(Recorded data)
■ ■ ■

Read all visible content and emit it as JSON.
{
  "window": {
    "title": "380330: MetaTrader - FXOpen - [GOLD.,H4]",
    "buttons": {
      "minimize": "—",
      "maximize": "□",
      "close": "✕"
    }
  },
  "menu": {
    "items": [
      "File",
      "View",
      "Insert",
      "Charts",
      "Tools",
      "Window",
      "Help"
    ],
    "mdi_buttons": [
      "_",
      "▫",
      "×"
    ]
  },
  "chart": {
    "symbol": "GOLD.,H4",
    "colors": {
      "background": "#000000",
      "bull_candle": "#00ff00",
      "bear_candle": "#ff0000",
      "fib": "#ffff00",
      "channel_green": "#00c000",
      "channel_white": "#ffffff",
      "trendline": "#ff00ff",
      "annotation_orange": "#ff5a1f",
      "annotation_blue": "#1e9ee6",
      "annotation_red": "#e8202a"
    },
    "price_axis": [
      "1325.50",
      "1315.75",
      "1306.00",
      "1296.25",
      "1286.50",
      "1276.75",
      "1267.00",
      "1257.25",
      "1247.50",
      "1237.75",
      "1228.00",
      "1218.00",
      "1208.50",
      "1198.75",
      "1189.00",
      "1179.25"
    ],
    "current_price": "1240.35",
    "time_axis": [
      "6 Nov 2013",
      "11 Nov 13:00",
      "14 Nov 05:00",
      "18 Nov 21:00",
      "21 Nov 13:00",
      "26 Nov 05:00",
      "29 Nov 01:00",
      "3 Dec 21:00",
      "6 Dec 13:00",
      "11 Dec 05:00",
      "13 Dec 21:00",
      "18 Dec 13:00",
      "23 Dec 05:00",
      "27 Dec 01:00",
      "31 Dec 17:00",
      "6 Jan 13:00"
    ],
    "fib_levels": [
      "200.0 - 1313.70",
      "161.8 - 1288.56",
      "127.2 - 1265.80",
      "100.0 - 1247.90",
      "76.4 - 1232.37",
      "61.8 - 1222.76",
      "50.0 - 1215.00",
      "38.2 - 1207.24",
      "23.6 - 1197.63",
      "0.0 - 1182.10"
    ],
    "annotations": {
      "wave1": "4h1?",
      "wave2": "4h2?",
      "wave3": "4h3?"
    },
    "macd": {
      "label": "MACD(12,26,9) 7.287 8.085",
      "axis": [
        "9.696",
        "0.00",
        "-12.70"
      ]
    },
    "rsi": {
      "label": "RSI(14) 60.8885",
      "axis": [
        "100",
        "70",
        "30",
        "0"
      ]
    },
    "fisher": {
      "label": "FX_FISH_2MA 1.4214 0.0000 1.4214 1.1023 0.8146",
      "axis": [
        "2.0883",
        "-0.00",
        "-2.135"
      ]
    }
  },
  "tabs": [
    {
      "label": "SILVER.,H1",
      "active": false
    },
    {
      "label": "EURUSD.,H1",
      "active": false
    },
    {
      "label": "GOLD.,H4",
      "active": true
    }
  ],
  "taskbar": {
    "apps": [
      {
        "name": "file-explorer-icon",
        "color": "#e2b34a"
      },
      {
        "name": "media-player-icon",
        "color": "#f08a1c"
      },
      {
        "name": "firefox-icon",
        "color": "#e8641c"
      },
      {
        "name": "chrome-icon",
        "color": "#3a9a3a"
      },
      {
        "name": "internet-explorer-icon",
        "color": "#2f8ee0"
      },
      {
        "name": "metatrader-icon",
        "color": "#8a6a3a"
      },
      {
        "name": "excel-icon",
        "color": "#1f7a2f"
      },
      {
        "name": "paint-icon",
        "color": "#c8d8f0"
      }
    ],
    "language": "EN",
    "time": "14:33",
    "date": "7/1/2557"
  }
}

■ ■ ■

▸ GIVEN TASK
Write every line of the material above again, exactly.

▸ EXERCISE RESPONSE
Read all visible content and emit it as JSON.
{
  "window": {
    "title": "380330: MetaTrader - FXOpen - [GOLD.,H4]",
    "buttons": {
      "minimize": "—",
      "maximize": "□",
      "close": "✕"
    }
  },
  "menu": {
    "items": [
      "File",
      "View",
      "Insert",
      "Charts",
      "Tools",
      "Window",
      "Help"
    ],
    "mdi_buttons": [
      "_",
      "▫",
      "×"
    ]
  },
  "chart": {
    "symbol": "GOLD.,H4",
    "colors": {
      "background": "#000000",
      "bull_candle": "#00ff00",
      "bear_candle": "#ff0000",
      "fib": "#ffff00",
      "channel_green": "#00c000",
      "channel_white": "#ffffff",
      "trendline": "#ff00ff",
      "annotation_orange": "#ff5a1f",
      "annotation_blue": "#1e9ee6",
      "annotation_red": "#e8202a"
    },
    "price_axis": [
      "1325.50",
      "1315.75",
      "1306.00",
      "1296.25",
      "1286.50",
      "1276.75",
      "1267.00",
      "1257.25",
      "1247.50",
      "1237.75",
      "1228.00",
      "1218.00",
      "1208.50",
      "1198.75",
      "1189.00",
      "1179.25"
    ],
    "current_price": "1240.35",
    "time_axis": [
      "6 Nov 2013",
      "11 Nov 13:00",
      "14 Nov 05:00",
      "18 Nov 21:00",
      "21 Nov 13:00",
      "26 Nov 05:00",
      "29 Nov 01:00",
      "3 Dec 21:00",
      "6 Dec 13:00",
      "11 Dec 05:00",
      "13 Dec 21:00",
      "18 Dec 13:00",
      "23 Dec 05:00",
      "27 Dec 01:00",
      "31 Dec 17:00",
      "6 Jan 13:00"
    ],
    "fib_levels": [
      "200.0 - 1313.70",
      "161.8 - 1288.56",
      "127.2 - 1265.80",
      "100.0 - 1247.90",
      "76.4 - 1232.37",
      "61.8 - 1222.76",
      "50.0 - 1215.00",
      "38.2 - 1207.24",
      "23.6 - 1197.63",
      "0.0 - 1182.10"
    ],
    "annotations": {
      "wave1": "4h1?",
      "wave2": "4h2?",
      "wave3": "4h3?"
    },
    "macd": {
      "label": "MACD(12,26,9) 7.287 8.085",
      "axis": [
        "9.696",
        "0.00",
        "-12.70"
      ]
    },
    "rsi": {
      "label": "RSI(14) 60.8885",
      "axis": [
        "100",
        "70",
        "30",
        "0"
      ]
    },
    "fisher": {
      "label": "FX_FISH_2MA 1.4214 0.0000 1.4214 1.1023 0.8146",
      "axis": [
        "2.0883",
        "-0.00",
        "-2.135"
      ]
    }
  },
  "tabs": [
    {
      "label": "SILVER.,H1",
      "active": false
    },
    {
      "label": "EURUSD.,H1",
      "active": false
    },
    {
      "label": "GOLD.,H4",
      "active": true
    }
  ],
  "taskbar": {
    "apps": [
      {
        "name": "file-explorer-icon",
        "color": "#e2b34a"
      },
      {
        "name": "media-player-icon",
        "color": "#f08a1c"
      },
      {
        "name": "firefox-icon",
        "color": "#e8641c"
      },
      {
        "name": "chrome-icon",
        "color": "#3a9a3a"
      },
      {
        "name": "internet-explorer-icon",
        "color": "#2f8ee0"
      },
      {
        "name": "metatrader-icon",
        "color": "#8a6a3a"
      },
      {
        "name": "excel-icon",
        "color": "#1f7a2f"
      },
      {
        "name": "paint-icon",
        "color": "#c8d8f0"
      }
    ],
    "language": "EN",
    "time": "14:33",
    "date": "7/1/2557"
  }
}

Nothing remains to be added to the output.